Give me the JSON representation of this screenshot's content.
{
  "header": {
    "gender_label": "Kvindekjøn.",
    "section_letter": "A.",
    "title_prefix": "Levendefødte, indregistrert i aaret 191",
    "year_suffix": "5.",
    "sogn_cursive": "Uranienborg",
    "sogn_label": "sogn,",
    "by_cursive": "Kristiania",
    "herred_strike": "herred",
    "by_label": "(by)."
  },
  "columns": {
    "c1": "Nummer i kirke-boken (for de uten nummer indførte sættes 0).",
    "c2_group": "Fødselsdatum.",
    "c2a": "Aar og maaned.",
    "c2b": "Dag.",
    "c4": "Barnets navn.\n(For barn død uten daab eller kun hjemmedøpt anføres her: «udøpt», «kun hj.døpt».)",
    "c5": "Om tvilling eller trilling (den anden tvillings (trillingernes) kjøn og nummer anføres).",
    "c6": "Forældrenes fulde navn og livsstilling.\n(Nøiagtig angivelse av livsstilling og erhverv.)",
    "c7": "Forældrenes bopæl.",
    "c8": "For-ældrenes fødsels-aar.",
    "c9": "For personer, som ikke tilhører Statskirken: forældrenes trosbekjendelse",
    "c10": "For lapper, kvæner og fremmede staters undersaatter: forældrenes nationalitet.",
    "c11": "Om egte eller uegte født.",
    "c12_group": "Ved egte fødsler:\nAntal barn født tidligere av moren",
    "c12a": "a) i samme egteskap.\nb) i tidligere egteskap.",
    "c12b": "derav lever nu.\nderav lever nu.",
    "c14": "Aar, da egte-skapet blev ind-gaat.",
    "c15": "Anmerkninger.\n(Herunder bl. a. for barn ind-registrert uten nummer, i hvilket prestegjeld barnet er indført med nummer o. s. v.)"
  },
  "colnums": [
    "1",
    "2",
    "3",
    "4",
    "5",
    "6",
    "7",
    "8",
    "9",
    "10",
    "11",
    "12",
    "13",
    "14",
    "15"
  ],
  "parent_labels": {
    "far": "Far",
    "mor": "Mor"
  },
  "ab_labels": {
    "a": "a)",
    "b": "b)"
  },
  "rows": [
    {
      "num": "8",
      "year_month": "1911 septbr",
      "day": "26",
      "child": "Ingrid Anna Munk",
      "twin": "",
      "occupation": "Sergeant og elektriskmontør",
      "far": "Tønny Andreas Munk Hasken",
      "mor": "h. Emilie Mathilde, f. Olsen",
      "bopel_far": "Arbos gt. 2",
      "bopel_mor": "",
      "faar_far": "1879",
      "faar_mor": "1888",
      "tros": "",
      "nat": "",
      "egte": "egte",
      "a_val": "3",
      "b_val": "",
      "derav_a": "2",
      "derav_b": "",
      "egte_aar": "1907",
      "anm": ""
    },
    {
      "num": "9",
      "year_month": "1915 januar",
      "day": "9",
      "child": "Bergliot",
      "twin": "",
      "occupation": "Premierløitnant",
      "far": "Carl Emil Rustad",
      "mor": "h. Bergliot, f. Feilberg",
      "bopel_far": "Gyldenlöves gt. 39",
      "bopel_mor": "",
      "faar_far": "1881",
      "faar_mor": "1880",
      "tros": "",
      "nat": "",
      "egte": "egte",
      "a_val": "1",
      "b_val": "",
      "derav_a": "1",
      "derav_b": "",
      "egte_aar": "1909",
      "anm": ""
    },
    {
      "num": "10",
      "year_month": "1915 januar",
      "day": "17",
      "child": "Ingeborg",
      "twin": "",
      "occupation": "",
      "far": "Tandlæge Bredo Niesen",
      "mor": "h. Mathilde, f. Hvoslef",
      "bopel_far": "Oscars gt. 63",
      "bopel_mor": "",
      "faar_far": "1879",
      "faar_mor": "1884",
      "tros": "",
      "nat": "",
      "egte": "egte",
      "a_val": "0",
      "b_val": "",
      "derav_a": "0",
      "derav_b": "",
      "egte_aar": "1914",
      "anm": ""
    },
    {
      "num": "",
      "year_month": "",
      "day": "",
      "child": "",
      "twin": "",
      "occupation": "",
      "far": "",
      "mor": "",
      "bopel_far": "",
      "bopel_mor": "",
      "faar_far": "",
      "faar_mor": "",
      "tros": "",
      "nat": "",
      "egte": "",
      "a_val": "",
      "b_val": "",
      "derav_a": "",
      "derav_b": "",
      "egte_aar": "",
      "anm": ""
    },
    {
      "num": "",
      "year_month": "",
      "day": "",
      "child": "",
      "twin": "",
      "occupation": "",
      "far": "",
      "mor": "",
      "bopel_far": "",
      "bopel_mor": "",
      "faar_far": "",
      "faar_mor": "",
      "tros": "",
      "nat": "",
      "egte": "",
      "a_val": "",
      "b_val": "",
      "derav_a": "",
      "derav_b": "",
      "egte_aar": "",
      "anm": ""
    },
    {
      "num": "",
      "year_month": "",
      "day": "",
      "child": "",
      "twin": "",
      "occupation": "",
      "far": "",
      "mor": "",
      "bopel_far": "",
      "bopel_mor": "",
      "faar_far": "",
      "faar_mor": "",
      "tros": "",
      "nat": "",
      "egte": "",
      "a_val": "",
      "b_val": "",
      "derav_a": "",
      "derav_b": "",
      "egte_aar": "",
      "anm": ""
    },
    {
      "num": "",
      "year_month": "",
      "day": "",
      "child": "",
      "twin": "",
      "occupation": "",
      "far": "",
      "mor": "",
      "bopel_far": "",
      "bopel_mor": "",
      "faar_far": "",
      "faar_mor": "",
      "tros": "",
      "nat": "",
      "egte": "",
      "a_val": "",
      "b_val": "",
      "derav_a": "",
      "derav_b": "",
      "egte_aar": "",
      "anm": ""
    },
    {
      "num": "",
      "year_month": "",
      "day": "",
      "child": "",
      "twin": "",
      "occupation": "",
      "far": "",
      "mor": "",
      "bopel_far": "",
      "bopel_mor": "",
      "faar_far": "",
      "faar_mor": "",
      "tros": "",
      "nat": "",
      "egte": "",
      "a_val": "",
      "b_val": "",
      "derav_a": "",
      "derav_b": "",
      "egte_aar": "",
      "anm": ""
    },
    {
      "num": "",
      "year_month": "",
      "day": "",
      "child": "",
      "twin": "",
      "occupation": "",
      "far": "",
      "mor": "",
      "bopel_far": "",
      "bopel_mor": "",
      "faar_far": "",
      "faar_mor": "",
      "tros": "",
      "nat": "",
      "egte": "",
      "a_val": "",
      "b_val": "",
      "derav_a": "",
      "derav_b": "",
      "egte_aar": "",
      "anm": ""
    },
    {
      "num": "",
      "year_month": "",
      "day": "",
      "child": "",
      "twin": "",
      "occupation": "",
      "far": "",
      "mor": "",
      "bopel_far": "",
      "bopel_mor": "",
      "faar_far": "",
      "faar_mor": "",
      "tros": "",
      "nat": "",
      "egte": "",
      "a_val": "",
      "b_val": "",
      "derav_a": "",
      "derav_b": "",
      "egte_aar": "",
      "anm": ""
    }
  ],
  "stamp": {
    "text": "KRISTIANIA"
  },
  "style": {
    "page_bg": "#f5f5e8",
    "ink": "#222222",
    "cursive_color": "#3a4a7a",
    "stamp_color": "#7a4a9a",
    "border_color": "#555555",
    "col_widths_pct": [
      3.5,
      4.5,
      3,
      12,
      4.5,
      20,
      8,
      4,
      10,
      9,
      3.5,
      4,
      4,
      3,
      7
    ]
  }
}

-.-.-

Problem to work on: Repeat every record, exactly as written.

Solution to this exercise:
Give me the JSON representation of this screenshot's content.
{
  "header": {
    "gender_label": "Kvindekjøn.",
    "section_letter": "A.",
    "title_prefix": "Levendefødte, indregistrert i aaret 191",
    "year_suffix": "5.",
    "sogn_cursive": "Uranienborg",
    "sogn_label": "sogn,",
    "by_cursive": "Kristiania",
    "herred_strike": "herred",
    "by_label": "(by)."
  },
  "columns": {
    "c1": "Nummer i kirke-boken (for de uten nummer indførte sættes 0).",
    "c2_group": "Fødselsdatum.",
    "c2a": "Aar og maaned.",
    "c2b": "Dag.",
    "c4": "Barnets navn.\n(For barn død uten daab eller kun hjemmedøpt anføres her: «udøpt», «kun hj.døpt».)",
    "c5": "Om tvilling eller trilling (den anden tvillings (trillingernes) kjøn og nummer anføres).",
    "c6": "Forældrenes fulde navn og livsstilling.\n(Nøiagtig angivelse av livsstilling og erhverv.)",
    "c7": "Forældrenes bopæl.",
    "c8": "For-ældrenes fødsels-aar.",
    "c9": "For personer, som ikke tilhører Statskirken: forældrenes trosbekjendelse",
    "c10": "For lapper, kvæner og fremmede staters undersaatter: forældrenes nationalitet.",
    "c11": "Om egte eller uegte født.",
    "c12_group": "Ved egte fødsler:\nAntal barn født tidligere av moren",
    "c12a": "a) i samme egteskap.\nb) i tidligere egteskap.",
    "c12b": "derav lever nu.\nderav lever nu.",
    "c14": "Aar, da egte-skapet blev ind-gaat.",
    "c15": "Anmerkninger.\n(Herunder bl. a. for barn ind-registrert uten nummer, i hvilket prestegjeld barnet er indført med nummer o. s. v.)"
  },
  "colnums": [
    "1",
    "2",
    "3",
    "4",
    "5",
    "6",
    "7",
    "8",
    "9",
    "10",
    "11",
    "12",
    "13",
    "14",
    "15"
  ],
  "parent_labels": {
    "far": "Far",
    "mor": "Mor"
  },
  "ab_labels": {
    "a": "a)",
    "b": "b)"
  },
  "rows": [
    {
      "num": "8",
      "year_month": "1911 septbr",
      "day": "26",
      "child": "Ingrid Anna Munk",
      "twin": "",
      "occupation": "Sergeant og elektriskmontør",
      "far": "Tønny Andreas Munk Hasken",
      "mor": "h. Emilie Mathilde, f. Olsen",
      "bopel_far": "Arbos gt. 2",
      "bopel_mor": "",
      "faar_far": "1879",
      "faar_mor": "1888",
      "tros": "",
      "nat": "",
      "egte": "egte",
      "a_val": "3",
      "b_val": "",
      "derav_a": "2",
      "derav_b": "",
      "egte_aar": "1907",
      "anm": ""
    },
    {
      "num": "9",
      "year_month": "1915 januar",
      "day": "9",
      "child": "Bergliot",
      "twin": "",
      "occupation": "Premierløitnant",
      "far": "Carl Emil Rustad",
      "mor": "h. Bergliot, f. Feilberg",
      "bopel_far": "Gyldenlöves gt. 39",
      "bopel_mor": "",
      "faar_far": "1881",
      "faar_mor": "1880",
      "tros": "",
      "nat": "",
      "egte": "egte",
      "a_val": "1",
      "b_val": "",
      "derav_a": "1",
      "derav_b": "",
      "egte_aar": "1909",
      "anm": ""
    },
    {
      "num": "10",
      "year_month": "1915 januar",
      "day": "17",
      "child": "Ingeborg",
      "twin": "",
      "occupation": "",
      "far": "Tandlæge Bredo Niesen",
      "mor": "h. Mathilde, f. Hvoslef",
      "bopel_far": "Oscars gt. 63",
      "bopel_mor": "",
      "faar_far": "1879",
      "faar_mor": "1884",
      "tros": "",
      "nat": "",
      "egte": "egte",
      "a_val": "0",
      "b_val": "",
      "derav_a": "0",
      "derav_b": "",
      "egte_aar": "1914",
      "anm": ""
    },
    {
      "num": "",
      "year_month": "",
      "day": "",
      "child": "",
      "twin": "",
      "occupation": "",
      "far": "",
      "mor": "",
      "bopel_far": "",
      "bopel_mor": "",
      "faar_far": "",
      "faar_mor": "",
      "tros": "",
      "nat": "",
      "egte": "",
      "a_val": "",
      "b_val": "",
      "derav_a": "",
      "derav_b": "",
      "egte_aar": "",
      "anm": ""
    },
    {
      "num": "",
      "year_month": "",
      "day": "",
      "child": "",
      "twin": "",
      "occupation": "",
      "far": "",
      "mor": "",
      "bopel_far": "",
      "bopel_mor": "",
      "faar_far": "",
      "faar_mor": "",
      "tros": "",
      "nat": "",
      "egte": "",
      "a_val": "",
      "b_val": "",
      "derav_a": "",
      "derav_b": "",
      "egte_aar": "",
      "anm": ""
    },
    {
      "num": "",
      "year_month": "",
      "day": "",
      "child": "",
      "twin": "",
      "occupation": "",
      "far": "",
      "mor": "",
      "bopel_far": "",
      "bopel_mor": "",
      "faar_far": "",
      "faar_mor": "",
      "tros": "",
      "nat": "",
      "egte": "",
      "a_val": "",
      "b_val": "",
      "derav_a": "",
      "derav_b": "",
      "egte_aar": "",
      "anm": ""
    },
    {
      "num": "",
      "year_month": "",
      "day": "",
      "child": "",
      "twin": "",
      "occupation": "",
      "far": "",
      "mor": "",
      "bopel_far": "",
      "bopel_mor": "",
      "faar_far": "",
      "faar_mor": "",
      "tros": "",
      "nat": "",
      "egte": "",
      "a_val": "",
      "b_val": "",
      "derav_a": "",
      "derav_b": "",
      "egte_aar": "",
      "anm": ""
    },
    {
      "num": "",
      "year_month": "",
      "day": "",
      "child": "",
      "twin": "",
      "occupation": "",
      "far": "",
      "mor": "",
      "bopel_far": "",
      "bopel_mor": "",
      "faar_far": "",
      "faar_mor": "",
      "tros": "",
      "nat": "",
      "egte": "",
      "a_val": "",
      "b_val": "",
      "derav_a": "",
      "derav_b": "",
      "egte_aar": "",
      "anm": ""
    },
    {
      "num": "",
      "year_month": "",
      "day": "",
      "child": "",
      "twin": "",
      "occupation": "",
      "far": "",
      "mor": "",
      "bopel_far": "",
      "bopel_mor": "",
      "faar_far": "",
      "faar_mor": "",
      "tros": "",
      "nat": "",
      "egte": "",
      "a_val": "",
      "b_val": "",
      "derav_a": "",
      "derav_b": "",
      "egte_aar": "",
      "anm": ""
    },
    {
      "num": "",
      "year_month": "",
      "day": "",
      "child": "",
      "twin": "",
      "occupation": "",
      "far": "",
      "mor": "",
      "bopel_far": "",
      "bopel_mor": "",
      "faar_far": "",
      "faar_mor": "",
      "tros": "",
      "nat": "",
      "egte": "",
      "a_val": "",
      "b_val": "",
      "derav_a": "",
      "derav_b": "",
      "egte_aar": "",
      "anm": ""
    }
  ],
  "stamp": {
    "text": "KRISTIANIA"
  },
  "style": {
    "page_bg": "#f5f5e8",
    "ink": "#222222",
    "cursive_color": "#3a4a7a",
    "stamp_color": "#7a4a9a",
    "border_color": "#555555",
    "col_widths_pct": [
      3.5,
      4.5,
      3,
      12,
      4.5,
      20,
      8,
      4,
      10,
      9,
      3.5,
      4,
      4,
      3,
      7
    ]
  }
}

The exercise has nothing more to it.